→ Problem description: Each line holding the word "corriente" counts once; give the total and nothing more.

→ Provided records:
_ _ _ _

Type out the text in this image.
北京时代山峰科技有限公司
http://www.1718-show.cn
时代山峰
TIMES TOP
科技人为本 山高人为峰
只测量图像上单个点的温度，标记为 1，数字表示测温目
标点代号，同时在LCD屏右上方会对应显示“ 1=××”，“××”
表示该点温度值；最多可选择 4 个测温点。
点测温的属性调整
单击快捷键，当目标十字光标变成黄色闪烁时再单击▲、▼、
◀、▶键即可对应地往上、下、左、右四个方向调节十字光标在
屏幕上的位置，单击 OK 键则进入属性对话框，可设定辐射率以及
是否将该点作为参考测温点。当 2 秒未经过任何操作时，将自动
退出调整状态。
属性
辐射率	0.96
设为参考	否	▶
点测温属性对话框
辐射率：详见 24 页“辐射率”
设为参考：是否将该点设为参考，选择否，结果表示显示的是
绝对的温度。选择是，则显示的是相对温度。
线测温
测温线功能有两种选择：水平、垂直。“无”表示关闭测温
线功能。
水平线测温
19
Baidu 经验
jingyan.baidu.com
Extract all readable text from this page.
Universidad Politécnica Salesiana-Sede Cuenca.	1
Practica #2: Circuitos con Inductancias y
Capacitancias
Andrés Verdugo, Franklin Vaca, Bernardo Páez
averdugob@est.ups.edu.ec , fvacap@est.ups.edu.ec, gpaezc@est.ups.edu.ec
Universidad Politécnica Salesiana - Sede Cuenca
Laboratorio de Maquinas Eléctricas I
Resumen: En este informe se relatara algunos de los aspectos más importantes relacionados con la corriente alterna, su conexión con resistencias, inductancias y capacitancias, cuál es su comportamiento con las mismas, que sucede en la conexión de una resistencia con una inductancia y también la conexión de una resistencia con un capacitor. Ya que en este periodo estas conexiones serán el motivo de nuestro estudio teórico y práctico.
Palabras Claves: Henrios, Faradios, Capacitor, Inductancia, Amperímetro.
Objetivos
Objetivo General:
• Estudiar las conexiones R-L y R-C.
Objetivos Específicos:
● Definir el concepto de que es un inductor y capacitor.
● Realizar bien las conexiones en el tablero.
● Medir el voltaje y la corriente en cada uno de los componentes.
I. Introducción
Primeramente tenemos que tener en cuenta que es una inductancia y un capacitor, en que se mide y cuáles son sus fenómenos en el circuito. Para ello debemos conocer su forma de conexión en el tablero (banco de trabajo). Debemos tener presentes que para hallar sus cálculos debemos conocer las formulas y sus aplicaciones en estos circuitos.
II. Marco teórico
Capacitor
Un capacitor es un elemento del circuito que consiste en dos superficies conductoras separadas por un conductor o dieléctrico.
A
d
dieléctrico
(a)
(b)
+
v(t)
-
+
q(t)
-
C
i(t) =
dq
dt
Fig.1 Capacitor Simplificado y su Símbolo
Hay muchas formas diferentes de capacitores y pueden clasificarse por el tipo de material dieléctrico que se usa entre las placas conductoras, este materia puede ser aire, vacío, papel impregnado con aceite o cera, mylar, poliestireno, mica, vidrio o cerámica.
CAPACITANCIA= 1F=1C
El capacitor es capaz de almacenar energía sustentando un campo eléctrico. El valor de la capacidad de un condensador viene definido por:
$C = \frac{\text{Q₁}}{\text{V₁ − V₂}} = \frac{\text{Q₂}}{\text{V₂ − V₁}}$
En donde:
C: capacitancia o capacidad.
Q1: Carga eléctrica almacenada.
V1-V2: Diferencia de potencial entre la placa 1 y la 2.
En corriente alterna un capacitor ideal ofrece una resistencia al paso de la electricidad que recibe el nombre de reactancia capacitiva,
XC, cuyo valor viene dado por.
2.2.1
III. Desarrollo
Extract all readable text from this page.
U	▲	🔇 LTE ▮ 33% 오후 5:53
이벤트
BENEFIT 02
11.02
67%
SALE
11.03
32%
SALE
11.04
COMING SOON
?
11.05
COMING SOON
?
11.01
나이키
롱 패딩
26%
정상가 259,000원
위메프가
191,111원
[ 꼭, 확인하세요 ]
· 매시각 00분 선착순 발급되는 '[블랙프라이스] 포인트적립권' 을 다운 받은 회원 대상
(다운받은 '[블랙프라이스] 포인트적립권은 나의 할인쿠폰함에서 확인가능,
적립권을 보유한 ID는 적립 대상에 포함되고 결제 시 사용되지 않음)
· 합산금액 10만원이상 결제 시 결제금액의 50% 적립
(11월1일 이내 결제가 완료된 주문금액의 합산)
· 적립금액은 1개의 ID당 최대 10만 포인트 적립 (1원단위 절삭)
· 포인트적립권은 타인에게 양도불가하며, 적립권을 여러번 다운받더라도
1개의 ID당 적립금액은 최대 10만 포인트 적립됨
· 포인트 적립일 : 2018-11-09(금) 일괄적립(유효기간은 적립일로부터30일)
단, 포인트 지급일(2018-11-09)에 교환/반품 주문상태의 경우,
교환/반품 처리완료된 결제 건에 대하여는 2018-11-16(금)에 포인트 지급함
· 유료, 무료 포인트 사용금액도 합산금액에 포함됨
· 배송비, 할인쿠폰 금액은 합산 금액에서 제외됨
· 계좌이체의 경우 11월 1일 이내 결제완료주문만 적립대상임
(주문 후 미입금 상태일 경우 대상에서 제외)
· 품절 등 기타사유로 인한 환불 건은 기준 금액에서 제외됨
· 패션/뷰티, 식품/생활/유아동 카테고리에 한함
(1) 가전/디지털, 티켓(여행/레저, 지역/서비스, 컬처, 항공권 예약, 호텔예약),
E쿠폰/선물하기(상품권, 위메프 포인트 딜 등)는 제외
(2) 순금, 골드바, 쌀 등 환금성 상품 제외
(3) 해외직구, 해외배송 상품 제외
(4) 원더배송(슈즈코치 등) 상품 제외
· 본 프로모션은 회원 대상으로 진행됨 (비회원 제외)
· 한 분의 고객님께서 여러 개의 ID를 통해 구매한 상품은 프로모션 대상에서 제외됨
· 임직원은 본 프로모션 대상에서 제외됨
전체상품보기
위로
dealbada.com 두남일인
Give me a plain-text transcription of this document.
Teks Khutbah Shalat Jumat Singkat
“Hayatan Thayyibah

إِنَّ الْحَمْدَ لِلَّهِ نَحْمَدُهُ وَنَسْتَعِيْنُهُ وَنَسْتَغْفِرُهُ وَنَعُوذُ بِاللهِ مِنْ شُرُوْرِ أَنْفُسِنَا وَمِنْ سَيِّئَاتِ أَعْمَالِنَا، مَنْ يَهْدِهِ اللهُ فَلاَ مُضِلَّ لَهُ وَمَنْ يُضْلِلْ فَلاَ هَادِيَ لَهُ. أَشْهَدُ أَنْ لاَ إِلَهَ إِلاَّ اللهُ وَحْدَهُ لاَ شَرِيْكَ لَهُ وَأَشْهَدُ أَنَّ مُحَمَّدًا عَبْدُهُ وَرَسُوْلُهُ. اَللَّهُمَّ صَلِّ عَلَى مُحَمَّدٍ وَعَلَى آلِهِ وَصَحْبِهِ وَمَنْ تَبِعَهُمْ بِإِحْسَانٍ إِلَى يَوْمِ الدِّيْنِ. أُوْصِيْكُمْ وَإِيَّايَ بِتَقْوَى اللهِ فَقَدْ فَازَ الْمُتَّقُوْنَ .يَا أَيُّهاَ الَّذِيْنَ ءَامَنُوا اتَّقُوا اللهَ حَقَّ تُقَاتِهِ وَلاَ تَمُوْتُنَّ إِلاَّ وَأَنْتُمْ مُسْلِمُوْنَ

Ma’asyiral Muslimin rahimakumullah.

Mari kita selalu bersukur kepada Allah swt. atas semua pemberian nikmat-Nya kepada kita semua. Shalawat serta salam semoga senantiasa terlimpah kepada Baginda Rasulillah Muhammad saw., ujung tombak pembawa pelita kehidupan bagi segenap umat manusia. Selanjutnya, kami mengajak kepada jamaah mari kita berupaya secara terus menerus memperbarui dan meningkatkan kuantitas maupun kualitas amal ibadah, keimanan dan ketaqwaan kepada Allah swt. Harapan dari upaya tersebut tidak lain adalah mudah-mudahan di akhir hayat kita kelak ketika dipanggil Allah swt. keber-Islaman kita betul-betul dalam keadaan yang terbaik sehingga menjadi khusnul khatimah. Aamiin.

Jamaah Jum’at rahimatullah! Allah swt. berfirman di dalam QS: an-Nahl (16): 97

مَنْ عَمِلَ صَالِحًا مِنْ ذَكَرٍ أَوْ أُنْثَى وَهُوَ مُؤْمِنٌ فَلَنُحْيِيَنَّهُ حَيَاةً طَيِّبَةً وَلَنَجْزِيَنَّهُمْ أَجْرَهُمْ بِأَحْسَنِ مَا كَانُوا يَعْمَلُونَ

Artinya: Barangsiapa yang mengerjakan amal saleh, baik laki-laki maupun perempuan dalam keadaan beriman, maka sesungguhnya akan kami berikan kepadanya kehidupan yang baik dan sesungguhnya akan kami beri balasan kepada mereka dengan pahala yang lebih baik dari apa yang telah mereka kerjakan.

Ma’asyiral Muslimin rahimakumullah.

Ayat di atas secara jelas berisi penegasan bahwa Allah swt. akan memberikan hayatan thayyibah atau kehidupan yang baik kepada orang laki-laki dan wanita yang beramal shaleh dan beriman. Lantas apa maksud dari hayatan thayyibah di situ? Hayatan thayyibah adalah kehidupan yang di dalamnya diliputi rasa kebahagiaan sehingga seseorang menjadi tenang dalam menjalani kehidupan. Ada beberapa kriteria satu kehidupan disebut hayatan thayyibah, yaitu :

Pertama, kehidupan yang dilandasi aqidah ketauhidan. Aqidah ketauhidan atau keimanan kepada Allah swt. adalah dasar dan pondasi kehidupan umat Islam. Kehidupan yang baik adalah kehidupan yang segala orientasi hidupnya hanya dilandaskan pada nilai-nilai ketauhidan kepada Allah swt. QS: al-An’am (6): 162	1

_ _ _ _

→ In response: 3